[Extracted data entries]
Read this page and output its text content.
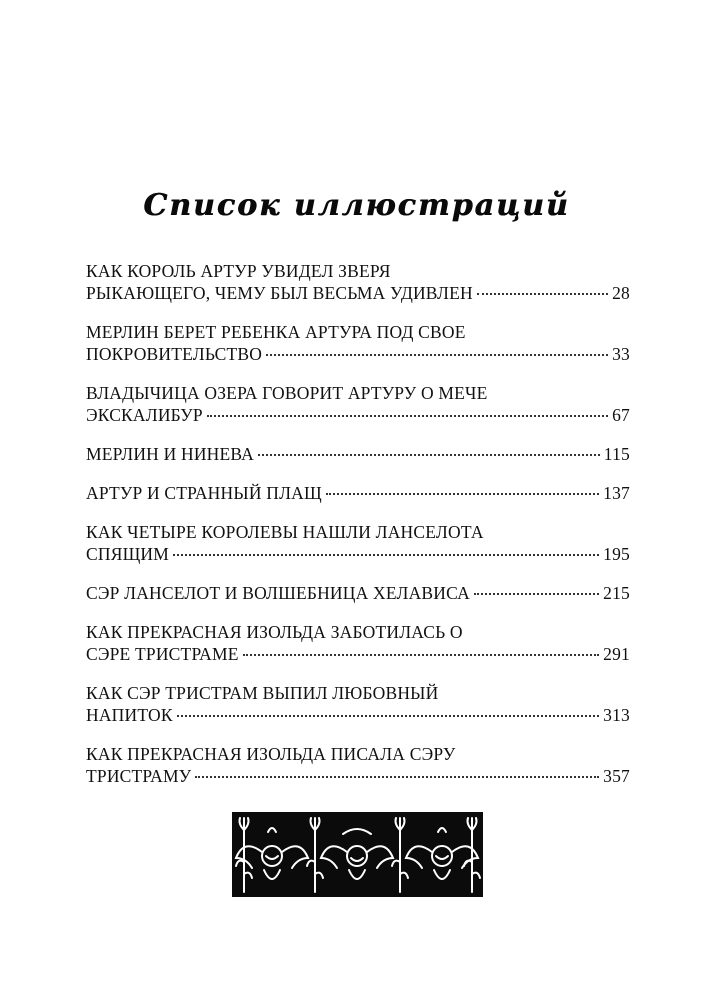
Список иллюстраций
КАК КОРОЛЬ АРТУР УВИДЕЛ ЗВЕРЯ
РЫКАЮЩЕГО, ЧЕМУ БЫЛ ВЕСЬМА УДИВЛЕН	28
МЕРЛИН БЕРЕТ РЕБЕНКА АРТУРА ПОД СВОЕ
ПОКРОВИТЕЛЬСТВО	33
ВЛАДЫЧИЦА ОЗЕРА ГОВОРИТ АРТУРУ О МЕЧЕ
ЭКСКАЛИБУР	67
МЕРЛИН И НИНЕВА	115
АРТУР И СТРАННЫЙ ПЛАЩ	137
КАК ЧЕТЫРЕ КОРОЛЕВЫ НАШЛИ ЛАНСЕЛОТА
СПЯЩИМ	195
СЭР ЛАНСЕЛОТ И ВОЛШЕБНИЦА ХЕЛАВИСА	215
КАК ПРЕКРАСНАЯ ИЗОЛЬДА ЗАБОТИЛАСЬ О
СЭРЕ ТРИСТРАМЕ	291
КАК СЭР ТРИСТРАМ ВЫПИЛ ЛЮБОВНЫЙ
НАПИТОК	313
КАК ПРЕКРАСНАЯ ИЗОЛЬДА ПИСАЛА СЭРУ
ТРИСТРАМУ	357
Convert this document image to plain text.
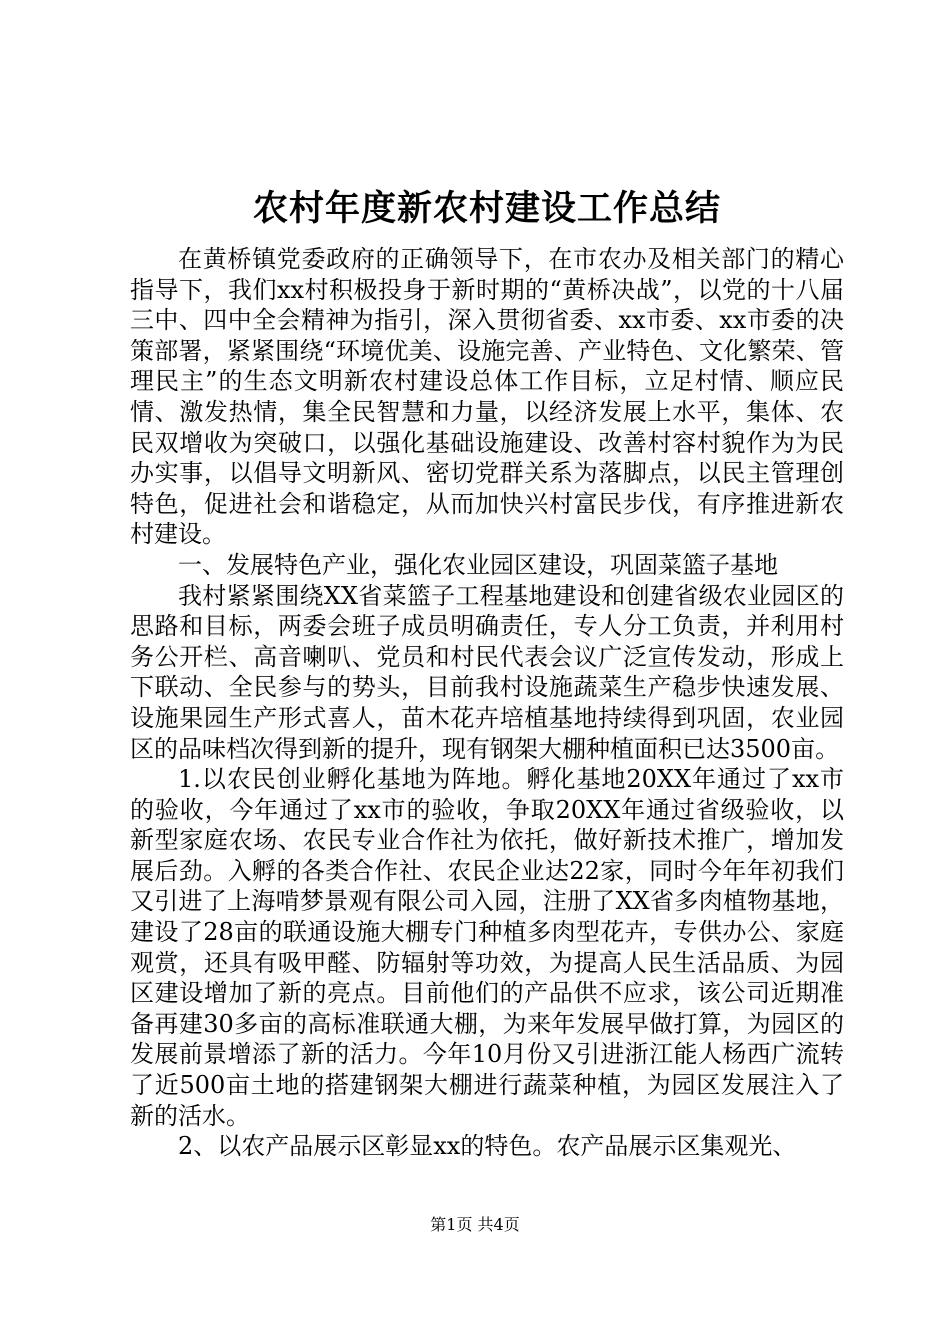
农村年度新农村建设工作总结

在黄桥镇党委政府的正确领导下，在市农办及相关部门的精心指导下，我们xx村积极投身于新时期的“黄桥决战”，以党的十八届三中、四中全会精神为指引，深入贯彻省委、xx市委、xx市委的决策部署，紧紧围绕“环境优美、设施完善、产业特色、文化繁荣、管理民主”的生态文明新农村建设总体工作目标，立足村情、顺应民情、激发热情，集全民智慧和力量，以经济发展上水平，集体、农民双增收为突破口，以强化基础设施建设、改善村容村貌作为为民办实事，以倡导文明新风、密切党群关系为落脚点，以民主管理创特色，促进社会和谐稳定，从而加快兴村富民步伐，有序推进新农村建设。

一、发展特色产业，强化农业园区建设，巩固菜篮子基地

我村紧紧围绕XX省菜篮子工程基地建设和创建省级农业园区的思路和目标，两委会班子成员明确责任，专人分工负责，并利用村务公开栏、高音喇叭、党员和村民代表会议广泛宣传发动，形成上下联动、全民参与的势头，目前我村设施蔬菜生产稳步快速发展、设施果园生产形式喜人，苗木花卉培植基地持续得到巩固，农业园区的品味档次得到新的提升，现有钢架大棚种植面积已达3500亩。

1.以农民创业孵化基地为阵地。孵化基地20XX年通过了xx市的验收，今年通过了xx市的验收，争取20XX年通过省级验收，以新型家庭农场、农民专业合作社为依托，做好新技术推广，增加发展后劲。入孵的各类合作社、农民企业达22家，同时今年年初我们又引进了上海啃梦景观有限公司入园，注册了XX省多肉植物基地，建设了28亩的联通设施大棚专门种植多肉型花卉，专供办公、家庭观赏，还具有吸甲醛、防辐射等功效，为提高人民生活品质、为园区建设增加了新的亮点。目前他们的产品供不应求，该公司近期准备再建30多亩的高标准联通大棚，为来年发展早做打算，为园区的发展前景增添了新的活力。今年10月份又引进浙江能人杨西广流转了近500亩土地的搭建钢架大棚进行蔬菜种植，为园区发展注入了新的活水。

2、以农产品展示区彰显xx的特色。农产品展示区集观光、

第1页 共4页
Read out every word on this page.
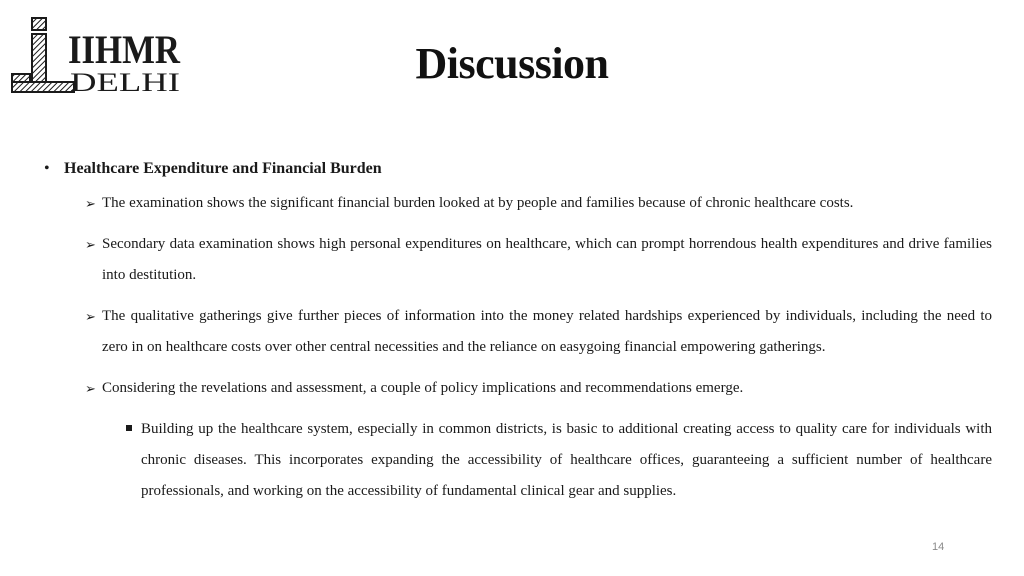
IIHMR
DELHI	Discussion
• Healthcare Expenditure and Financial Burden
➢ The examination shows the significant financial burden looked at by people and families because of chronic healthcare costs.
➢ Secondary data examination shows high personal expenditures on healthcare, which can prompt horrendous health expenditures and drive families into destitution.
➢ The qualitative gatherings give further pieces of information into the money related hardships experienced by individuals, including the need to zero in on healthcare costs over other central necessities and the reliance on easygoing financial empowering gatherings.
➢ Considering the revelations and assessment, a couple of policy implications and recommendations emerge.
Building up the healthcare system, especially in common districts, is basic to additional creating access to quality care for individuals with chronic diseases. This incorporates expanding the accessibility of healthcare offices, guaranteeing a sufficient number of healthcare professionals, and working on the accessibility of fundamental clinical gear and supplies.
14
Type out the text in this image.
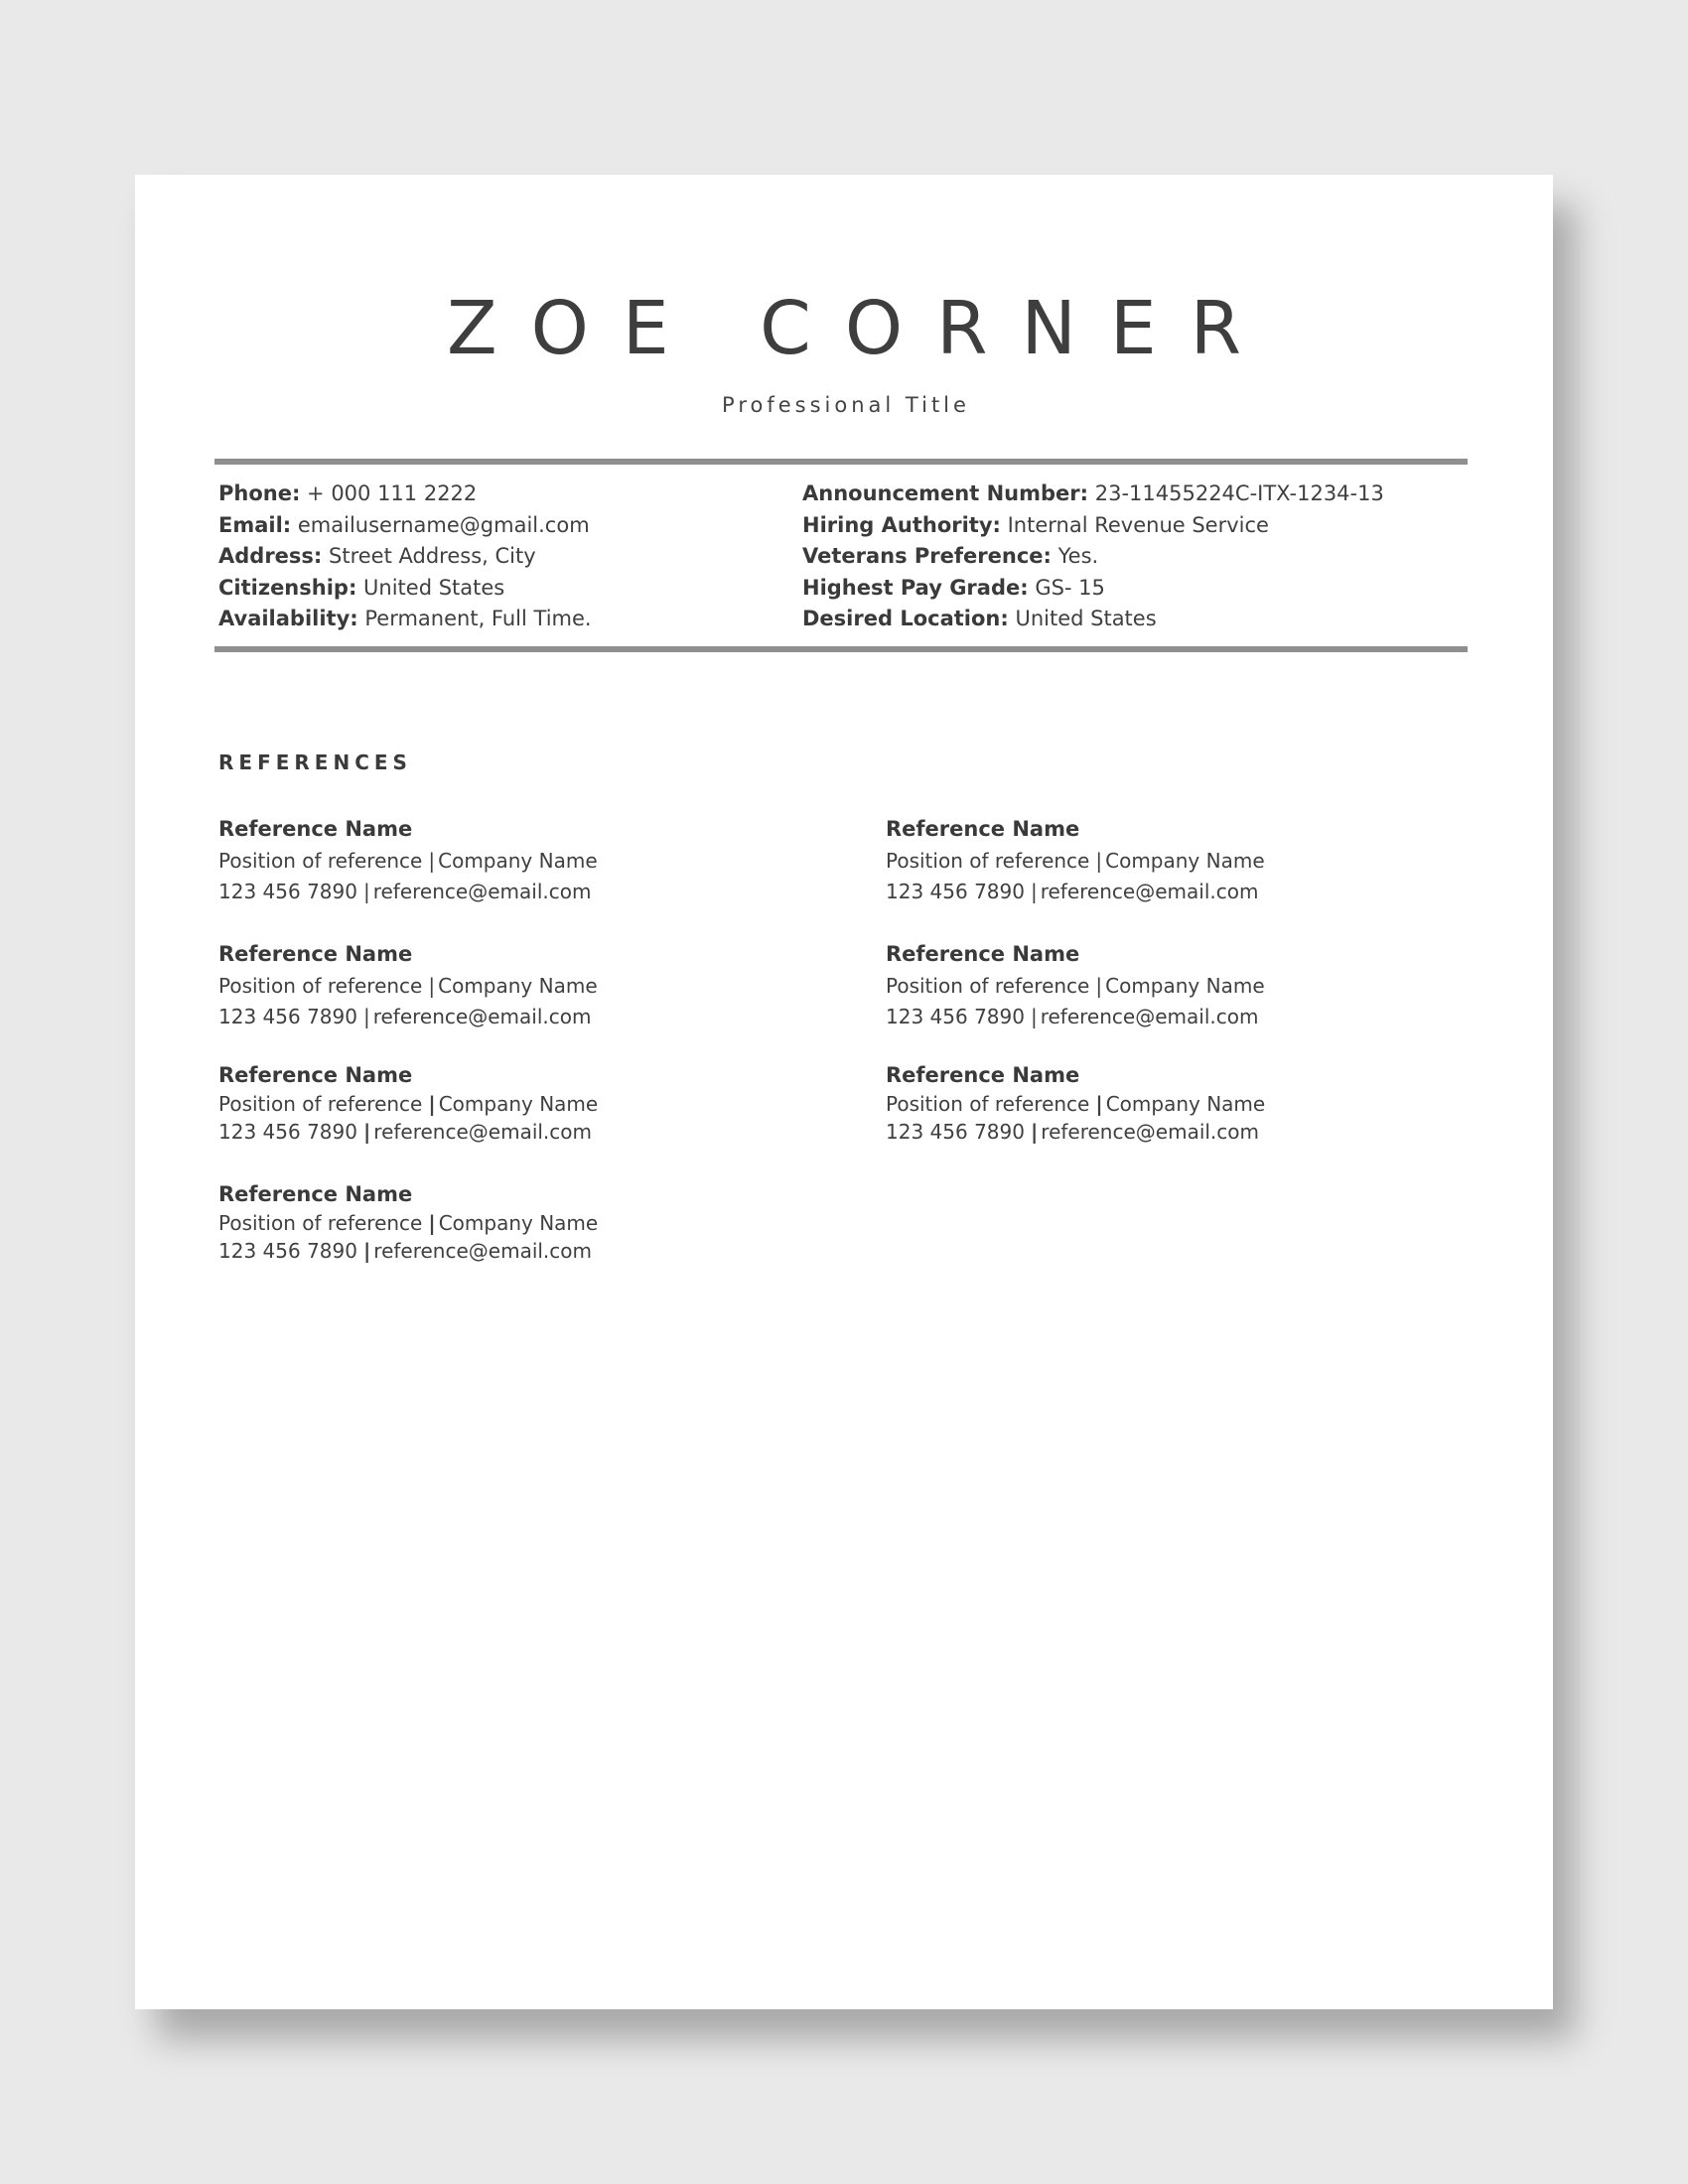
ZOE CORNER
Professional Title
Phone: + 000 111 2222
Email: emailusername@gmail.com
Address: Street Address, City
Citizenship: United States
Availability: Permanent, Full Time.
Announcement Number: 23-11455224C-ITX-1234-13
Hiring Authority: Internal Revenue Service
Veterans Preference: Yes.
Highest Pay Grade: GS- 15
Desired Location: United States
REFERENCES
Reference Name
Position of reference | Company Name
123 456 7890 | reference@email.com
Reference Name
Position of reference | Company Name
123 456 7890 | reference@email.com
Reference Name
Position of reference | Company Name
123 456 7890 | reference@email.com
Reference Name
Position of reference | Company Name
123 456 7890 | reference@email.com
Reference Name
Position of reference | Company Name
123 456 7890 | reference@email.com
Reference Name
Position of reference | Company Name
123 456 7890 | reference@email.com
Reference Name
Position of reference | Company Name
123 456 7890 | reference@email.com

Your goal: Identify the lines of the entries containing the string "into". Copy each such line.

Completed exercise:
➢ Secondary data examination shows high personal expenditures on healthcare, which can prompt horrendous health expenditures and drive families into destitution.
➢ The qualitative gatherings give further pieces of information into the money related hardships experienced by individuals, including the need to zero in on healthcare costs over other central necessities and the reliance on easygoing financial empowering gatherings.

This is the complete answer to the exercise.